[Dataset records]

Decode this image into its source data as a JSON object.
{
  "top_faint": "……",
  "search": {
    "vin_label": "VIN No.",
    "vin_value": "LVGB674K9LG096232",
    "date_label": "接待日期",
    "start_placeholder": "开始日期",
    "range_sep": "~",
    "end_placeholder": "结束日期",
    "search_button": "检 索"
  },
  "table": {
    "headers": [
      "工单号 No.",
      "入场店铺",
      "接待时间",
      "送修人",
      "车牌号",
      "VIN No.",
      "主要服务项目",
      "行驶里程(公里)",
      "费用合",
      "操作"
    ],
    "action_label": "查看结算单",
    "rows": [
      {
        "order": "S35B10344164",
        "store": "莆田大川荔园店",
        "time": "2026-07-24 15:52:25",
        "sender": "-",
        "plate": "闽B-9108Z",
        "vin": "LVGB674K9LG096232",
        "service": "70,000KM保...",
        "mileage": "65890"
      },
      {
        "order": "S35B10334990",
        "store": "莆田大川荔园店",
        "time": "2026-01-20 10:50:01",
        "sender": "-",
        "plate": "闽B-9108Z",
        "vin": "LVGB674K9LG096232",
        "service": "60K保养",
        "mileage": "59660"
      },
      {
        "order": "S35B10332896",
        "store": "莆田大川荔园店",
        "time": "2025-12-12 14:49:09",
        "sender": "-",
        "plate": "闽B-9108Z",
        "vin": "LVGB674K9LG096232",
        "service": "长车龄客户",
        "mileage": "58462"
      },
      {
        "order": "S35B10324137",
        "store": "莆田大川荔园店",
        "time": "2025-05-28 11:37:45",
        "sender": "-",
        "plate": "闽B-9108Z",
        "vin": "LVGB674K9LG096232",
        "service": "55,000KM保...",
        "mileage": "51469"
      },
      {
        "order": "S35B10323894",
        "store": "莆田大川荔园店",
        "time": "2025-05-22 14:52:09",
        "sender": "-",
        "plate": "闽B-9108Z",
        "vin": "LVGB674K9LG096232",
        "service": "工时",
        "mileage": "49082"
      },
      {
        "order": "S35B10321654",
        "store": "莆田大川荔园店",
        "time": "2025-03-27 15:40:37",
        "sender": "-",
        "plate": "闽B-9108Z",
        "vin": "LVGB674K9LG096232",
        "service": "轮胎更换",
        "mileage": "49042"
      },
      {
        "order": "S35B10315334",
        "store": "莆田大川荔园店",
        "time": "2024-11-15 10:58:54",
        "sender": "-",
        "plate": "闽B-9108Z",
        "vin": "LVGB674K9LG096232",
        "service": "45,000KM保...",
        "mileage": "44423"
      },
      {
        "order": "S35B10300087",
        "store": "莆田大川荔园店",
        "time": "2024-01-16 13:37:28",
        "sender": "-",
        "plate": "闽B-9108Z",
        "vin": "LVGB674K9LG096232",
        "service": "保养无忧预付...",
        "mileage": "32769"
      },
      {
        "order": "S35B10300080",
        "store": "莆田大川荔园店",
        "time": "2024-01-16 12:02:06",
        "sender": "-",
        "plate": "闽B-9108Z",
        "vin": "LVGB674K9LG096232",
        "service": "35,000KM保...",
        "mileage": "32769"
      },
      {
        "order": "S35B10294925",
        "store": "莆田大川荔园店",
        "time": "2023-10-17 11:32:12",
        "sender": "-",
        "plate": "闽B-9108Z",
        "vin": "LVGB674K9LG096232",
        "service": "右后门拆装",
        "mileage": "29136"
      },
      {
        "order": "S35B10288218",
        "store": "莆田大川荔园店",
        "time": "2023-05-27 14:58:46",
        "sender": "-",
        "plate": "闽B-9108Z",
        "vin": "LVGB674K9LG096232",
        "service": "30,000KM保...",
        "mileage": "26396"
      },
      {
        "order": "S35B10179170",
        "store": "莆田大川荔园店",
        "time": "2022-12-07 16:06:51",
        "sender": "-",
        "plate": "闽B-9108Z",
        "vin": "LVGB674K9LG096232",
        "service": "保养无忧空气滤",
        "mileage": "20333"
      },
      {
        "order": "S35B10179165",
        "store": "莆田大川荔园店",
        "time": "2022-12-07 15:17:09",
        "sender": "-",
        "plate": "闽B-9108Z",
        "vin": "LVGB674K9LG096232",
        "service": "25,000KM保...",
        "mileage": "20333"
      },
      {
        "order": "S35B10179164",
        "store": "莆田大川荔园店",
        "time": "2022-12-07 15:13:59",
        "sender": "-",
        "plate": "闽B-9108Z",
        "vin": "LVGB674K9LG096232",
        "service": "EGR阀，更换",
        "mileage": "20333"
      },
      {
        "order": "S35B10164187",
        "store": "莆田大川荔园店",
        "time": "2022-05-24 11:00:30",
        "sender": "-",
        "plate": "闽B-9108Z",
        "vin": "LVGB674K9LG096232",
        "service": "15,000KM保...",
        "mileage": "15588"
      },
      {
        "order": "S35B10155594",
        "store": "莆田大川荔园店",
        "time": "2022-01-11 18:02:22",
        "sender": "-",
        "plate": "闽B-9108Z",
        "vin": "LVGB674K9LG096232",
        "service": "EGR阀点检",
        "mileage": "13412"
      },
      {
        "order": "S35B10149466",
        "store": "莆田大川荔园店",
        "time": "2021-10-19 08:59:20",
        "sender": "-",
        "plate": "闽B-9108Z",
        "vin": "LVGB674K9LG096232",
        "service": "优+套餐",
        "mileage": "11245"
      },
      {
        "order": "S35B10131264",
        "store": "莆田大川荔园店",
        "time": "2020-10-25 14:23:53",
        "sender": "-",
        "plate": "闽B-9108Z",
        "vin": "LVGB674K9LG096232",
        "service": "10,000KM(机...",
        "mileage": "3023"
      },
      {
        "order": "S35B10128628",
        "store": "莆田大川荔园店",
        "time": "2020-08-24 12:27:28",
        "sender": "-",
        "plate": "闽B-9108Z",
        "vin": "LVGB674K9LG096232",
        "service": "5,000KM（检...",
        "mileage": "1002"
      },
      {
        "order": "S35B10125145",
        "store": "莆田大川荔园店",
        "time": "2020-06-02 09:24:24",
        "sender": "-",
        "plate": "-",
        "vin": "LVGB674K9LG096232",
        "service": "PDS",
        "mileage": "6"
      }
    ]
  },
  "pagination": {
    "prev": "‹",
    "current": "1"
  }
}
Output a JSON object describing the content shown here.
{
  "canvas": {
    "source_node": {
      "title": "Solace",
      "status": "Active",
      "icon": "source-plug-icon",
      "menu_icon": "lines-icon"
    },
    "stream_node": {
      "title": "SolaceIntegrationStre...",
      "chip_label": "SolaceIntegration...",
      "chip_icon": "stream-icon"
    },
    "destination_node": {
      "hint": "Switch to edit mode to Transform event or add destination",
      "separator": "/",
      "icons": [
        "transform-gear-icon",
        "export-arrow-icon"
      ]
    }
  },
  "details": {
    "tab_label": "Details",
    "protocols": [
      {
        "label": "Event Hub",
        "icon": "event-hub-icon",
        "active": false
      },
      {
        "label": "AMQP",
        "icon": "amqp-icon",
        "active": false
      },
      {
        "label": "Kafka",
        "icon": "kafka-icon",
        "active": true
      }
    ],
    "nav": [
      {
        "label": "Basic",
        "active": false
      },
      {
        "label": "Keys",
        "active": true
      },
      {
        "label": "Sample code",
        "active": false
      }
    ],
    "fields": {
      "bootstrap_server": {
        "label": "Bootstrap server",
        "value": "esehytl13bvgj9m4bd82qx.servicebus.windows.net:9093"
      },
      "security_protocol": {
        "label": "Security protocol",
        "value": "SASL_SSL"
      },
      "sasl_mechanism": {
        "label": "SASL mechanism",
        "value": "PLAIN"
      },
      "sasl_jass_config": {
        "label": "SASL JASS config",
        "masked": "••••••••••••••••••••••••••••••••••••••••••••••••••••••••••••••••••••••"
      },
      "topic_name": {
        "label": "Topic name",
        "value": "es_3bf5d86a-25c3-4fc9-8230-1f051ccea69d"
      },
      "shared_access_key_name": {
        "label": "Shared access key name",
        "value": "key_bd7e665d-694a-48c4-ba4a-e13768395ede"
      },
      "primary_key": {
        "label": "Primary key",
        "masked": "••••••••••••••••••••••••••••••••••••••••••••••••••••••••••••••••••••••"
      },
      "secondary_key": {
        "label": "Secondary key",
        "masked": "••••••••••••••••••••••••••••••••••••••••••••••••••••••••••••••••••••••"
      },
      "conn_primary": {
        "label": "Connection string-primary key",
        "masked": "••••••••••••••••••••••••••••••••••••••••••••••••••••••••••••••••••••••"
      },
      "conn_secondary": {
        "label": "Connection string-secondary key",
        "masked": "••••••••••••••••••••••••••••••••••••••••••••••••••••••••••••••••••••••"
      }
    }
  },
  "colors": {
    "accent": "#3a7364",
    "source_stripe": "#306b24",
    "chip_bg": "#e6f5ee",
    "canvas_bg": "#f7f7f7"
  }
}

→ GOAL OF THE EXERCISE: The lines to collect are those holding the string "JSON"; copy them all.

→ RESULT BELOW:
Decode this image into its source data as a JSON object.
Output a JSON object describing the content shown here.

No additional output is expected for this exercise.